▶ Objective
Reproduce every entry that follows word for word, but omit the images.

+===+

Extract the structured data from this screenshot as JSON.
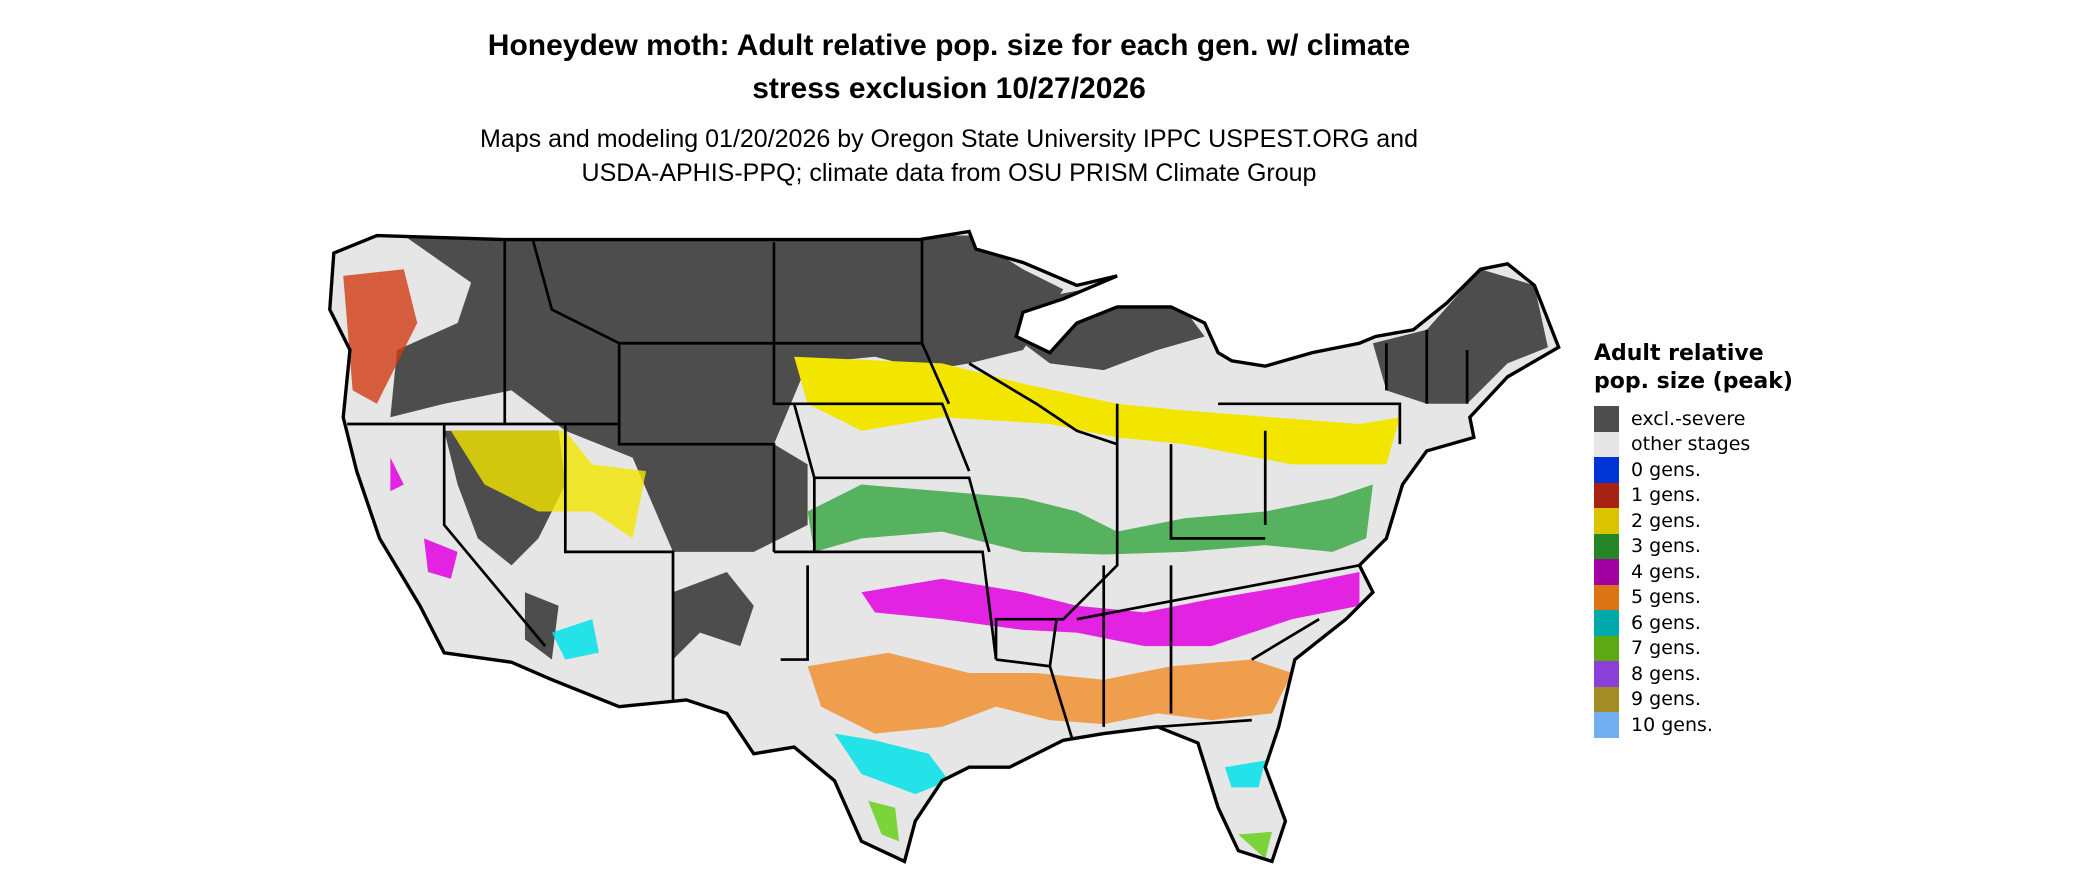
{
  "title": {
    "line1": "Honeydew moth: Adult relative pop. size for each gen. w/ climate",
    "line2": "stress exclusion 10/27/2026"
  },
  "subtitle": {
    "line1": "Maps and modeling 01/20/2026 by Oregon State University IPPC USPEST.ORG and",
    "line2": "USDA-APHIS-PPQ; climate data from OSU PRISM Climate Group"
  },
  "legend": {
    "title": "Adult relative pop. size (peak)",
    "items": [
      {
        "label": "excl.-severe",
        "color": "#4d4d4d"
      },
      {
        "label": "other stages",
        "color": "#e6e6e6"
      },
      {
        "label": "0 gens.",
        "color": "#0033d6"
      },
      {
        "label": "1 gens.",
        "color": "#a82214"
      },
      {
        "label": "2 gens.",
        "color": "#dac400"
      },
      {
        "label": "3 gens.",
        "color": "#258628"
      },
      {
        "label": "4 gens.",
        "color": "#a300a3"
      },
      {
        "label": "5 gens.",
        "color": "#db7414"
      },
      {
        "label": "6 gens.",
        "color": "#00a9a9"
      },
      {
        "label": "7 gens.",
        "color": "#5da815"
      },
      {
        "label": "8 gens.",
        "color": "#8a3fd8"
      },
      {
        "label": "9 gens.",
        "color": "#a38b25"
      },
      {
        "label": "10 gens.",
        "color": "#72aef0"
      }
    ]
  },
  "map_colors": {
    "background": "#e6e6e6",
    "excluded": "#4d4d4d",
    "yellow": "#f2e600",
    "green": "#3ca845",
    "magenta": "#e000e0",
    "orange": "#f0963c",
    "cyan": "#00e0e8",
    "red": "#d23c14",
    "border": "#000000"
  }
}
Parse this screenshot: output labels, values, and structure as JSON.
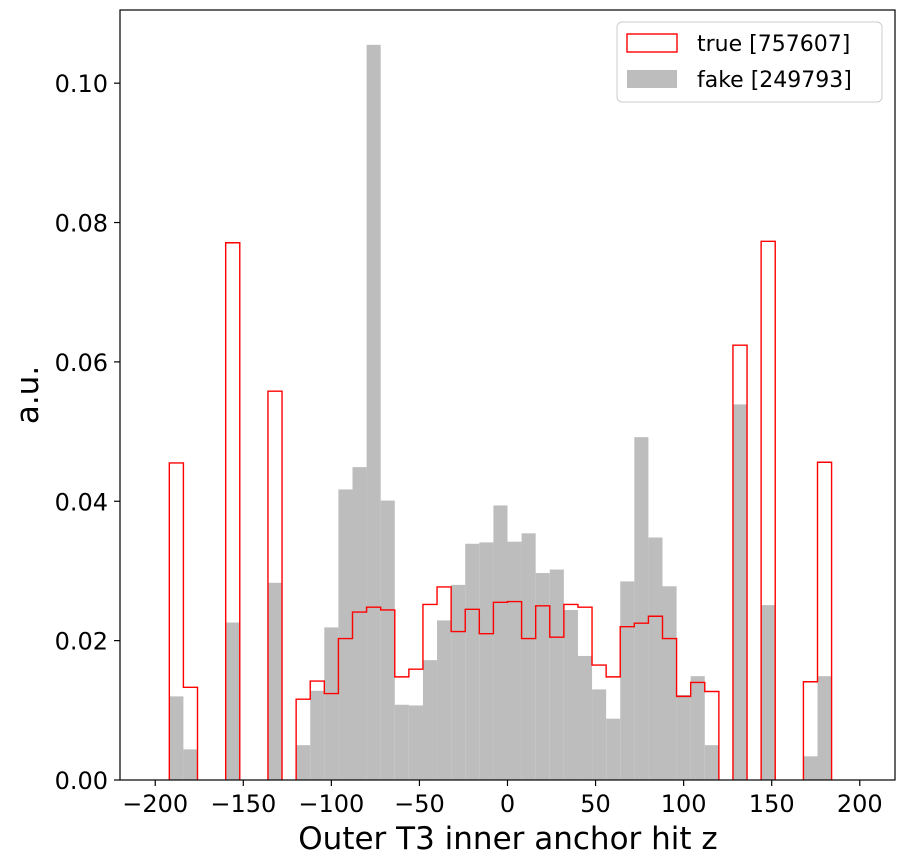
{
  "chart_data": {
    "type": "bar",
    "title": "",
    "xlabel": "Outer T3 inner anchor hit z",
    "ylabel": "a.u.",
    "xlim": [
      -220,
      220
    ],
    "ylim": [
      0,
      0.1105
    ],
    "x_ticks": [
      -200,
      -150,
      -100,
      -50,
      0,
      50,
      100,
      150,
      200
    ],
    "x_tick_labels": [
      "−200",
      "−150",
      "−100",
      "−50",
      "0",
      "50",
      "100",
      "150",
      "200"
    ],
    "y_ticks": [
      0.0,
      0.02,
      0.04,
      0.06,
      0.08,
      0.1
    ],
    "y_tick_labels": [
      "0.00",
      "0.02",
      "0.04",
      "0.06",
      "0.08",
      "0.10"
    ],
    "grid": false,
    "legend_position": "top-right",
    "bin_edges": [
      -200,
      -192,
      -184,
      -176,
      -168,
      -160,
      -152,
      -144,
      -136,
      -128,
      -120,
      -112,
      -104,
      -96,
      -88,
      -80,
      -72,
      -64,
      -56,
      -48,
      -40,
      -32,
      -24,
      -16,
      -8,
      0,
      8,
      16,
      24,
      32,
      40,
      48,
      56,
      64,
      72,
      80,
      88,
      96,
      104,
      112,
      120,
      128,
      136,
      144,
      152,
      160,
      168,
      176,
      184,
      192,
      200
    ],
    "series": [
      {
        "name": "true [757607]",
        "style": "step",
        "color": "#ff0000",
        "values": [
          0,
          0.0455,
          0.0133,
          0,
          0,
          0.0771,
          0,
          0,
          0.0558,
          0,
          0.0116,
          0.0142,
          0.0124,
          0.0203,
          0.0241,
          0.0248,
          0.0244,
          0.0148,
          0.0159,
          0.0252,
          0.0277,
          0.0213,
          0.0245,
          0.021,
          0.0255,
          0.0256,
          0.0203,
          0.025,
          0.0205,
          0.0252,
          0.0248,
          0.0165,
          0.0148,
          0.022,
          0.0225,
          0.0235,
          0.0203,
          0.012,
          0.014,
          0.0127,
          0,
          0.0624,
          0,
          0.0773,
          0,
          0,
          0.0141,
          0.0456,
          0,
          0
        ]
      },
      {
        "name": "fake [249793]",
        "style": "filled",
        "color": "#bdbdbd",
        "values": [
          0,
          0.012,
          0.0044,
          0,
          0,
          0.0226,
          0,
          0,
          0.0283,
          0,
          0.005,
          0.0128,
          0.0219,
          0.0417,
          0.0449,
          0.1055,
          0.0401,
          0.0108,
          0.0107,
          0.0172,
          0.0229,
          0.028,
          0.0339,
          0.0341,
          0.0394,
          0.0342,
          0.0354,
          0.0297,
          0.0302,
          0.0244,
          0.0178,
          0.013,
          0.0088,
          0.0285,
          0.0492,
          0.0348,
          0.0278,
          0.0122,
          0.0149,
          0.005,
          0,
          0.0539,
          0,
          0.0251,
          0,
          0,
          0.0034,
          0.0149,
          0,
          0
        ]
      }
    ]
  }
}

+===+

▶ Reply to the exercise
Extract the structured data from this screenshot as JSON.
{
  "title": {
    "line1": "Honeydew moth: Adult relative pop. size for each gen. w/ climate",
    "line2": "stress exclusion 10/27/2026"
  },
  "subtitle": {
    "line1": "Maps and modeling 01/20/2026 by Oregon State University IPPC USPEST.ORG and",
    "line2": "USDA-APHIS-PPQ; climate data from OSU PRISM Climate Group"
  },
  "legend": {
    "title": "Adult relative pop. size (peak)",
    "items": [
      {
        "label": "excl.-severe",
        "color": "#4d4d4d"
      },
      {
        "label": "other stages",
        "color": "#e6e6e6"
      },
      {
        "label": "0 gens.",
        "color": "#0033d6"
      },
      {
        "label": "1 gens.",
        "color": "#a82214"
      },
      {
        "label": "2 gens.",
        "color": "#dac400"
      },
      {
        "label": "3 gens.",
        "color": "#258628"
      },
      {
        "label": "4 gens.",
        "color": "#a300a3"
      },
      {
        "label": "5 gens.",
        "color": "#db7414"
      },
      {
        "label": "6 gens.",
        "color": "#00a9a9"
      },
      {
        "label": "7 gens.",
        "color": "#5da815"
      },
      {
        "label": "8 gens.",
        "color": "#8a3fd8"
      },
      {
        "label": "9 gens.",
        "color": "#a38b25"
      },
      {
        "label": "10 gens.",
        "color": "#72aef0"
      }
    ]
  },
  "map_colors": {
    "background": "#e6e6e6",
    "excluded": "#4d4d4d",
    "yellow": "#f2e600",
    "green": "#3ca845",
    "magenta": "#e000e0",
    "orange": "#f0963c",
    "cyan": "#00e0e8",
    "red": "#d23c14",
    "border": "#000000"
  }
}
Parse this screenshot: output labels, values, and structure as JSON.
{
  "chart_data": {
    "type": "bar",
    "title": "",
    "xlabel": "Outer T3 inner anchor hit z",
    "ylabel": "a.u.",
    "xlim": [
      -220,
      220
    ],
    "ylim": [
      0,
      0.1105
    ],
    "x_ticks": [
      -200,
      -150,
      -100,
      -50,
      0,
      50,
      100,
      150,
      200
    ],
    "x_tick_labels": [
      "−200",
      "−150",
      "−100",
      "−50",
      "0",
      "50",
      "100",
      "150",
      "200"
    ],
    "y_ticks": [
      0.0,
      0.02,
      0.04,
      0.06,
      0.08,
      0.1
    ],
    "y_tick_labels": [
      "0.00",
      "0.02",
      "0.04",
      "0.06",
      "0.08",
      "0.10"
    ],
    "grid": false,
    "legend_position": "top-right",
    "bin_edges": [
      -200,
      -192,
      -184,
      -176,
      -168,
      -160,
      -152,
      -144,
      -136,
      -128,
      -120,
      -112,
      -104,
      -96,
      -88,
      -80,
      -72,
      -64,
      -56,
      -48,
      -40,
      -32,
      -24,
      -16,
      -8,
      0,
      8,
      16,
      24,
      32,
      40,
      48,
      56,
      64,
      72,
      80,
      88,
      96,
      104,
      112,
      120,
      128,
      136,
      144,
      152,
      160,
      168,
      176,
      184,
      192,
      200
    ],
    "series": [
      {
        "name": "true [757607]",
        "style": "step",
        "color": "#ff0000",
        "values": [
          0,
          0.0455,
          0.0133,
          0,
          0,
          0.0771,
          0,
          0,
          0.0558,
          0,
          0.0116,
          0.0142,
          0.0124,
          0.0203,
          0.0241,
          0.0248,
          0.0244,
          0.0148,
          0.0159,
          0.0252,
          0.0277,
          0.0213,
          0.0245,
          0.021,
          0.0255,
          0.0256,
          0.0203,
          0.025,
          0.0205,
          0.0252,
          0.0248,
          0.0165,
          0.0148,
          0.022,
          0.0225,
          0.0235,
          0.0203,
          0.012,
          0.014,
          0.0127,
          0,
          0.0624,
          0,
          0.0773,
          0,
          0,
          0.0141,
          0.0456,
          0,
          0
        ]
      },
      {
        "name": "fake [249793]",
        "style": "filled",
        "color": "#bdbdbd",
        "values": [
          0,
          0.012,
          0.0044,
          0,
          0,
          0.0226,
          0,
          0,
          0.0283,
          0,
          0.005,
          0.0128,
          0.0219,
          0.0417,
          0.0449,
          0.1055,
          0.0401,
          0.0108,
          0.0107,
          0.0172,
          0.0229,
          0.028,
          0.0339,
          0.0341,
          0.0394,
          0.0342,
          0.0354,
          0.0297,
          0.0302,
          0.0244,
          0.0178,
          0.013,
          0.0088,
          0.0285,
          0.0492,
          0.0348,
          0.0278,
          0.0122,
          0.0149,
          0.005,
          0,
          0.0539,
          0,
          0.0251,
          0,
          0,
          0.0034,
          0.0149,
          0,
          0
        ]
      }
    ]
  }
}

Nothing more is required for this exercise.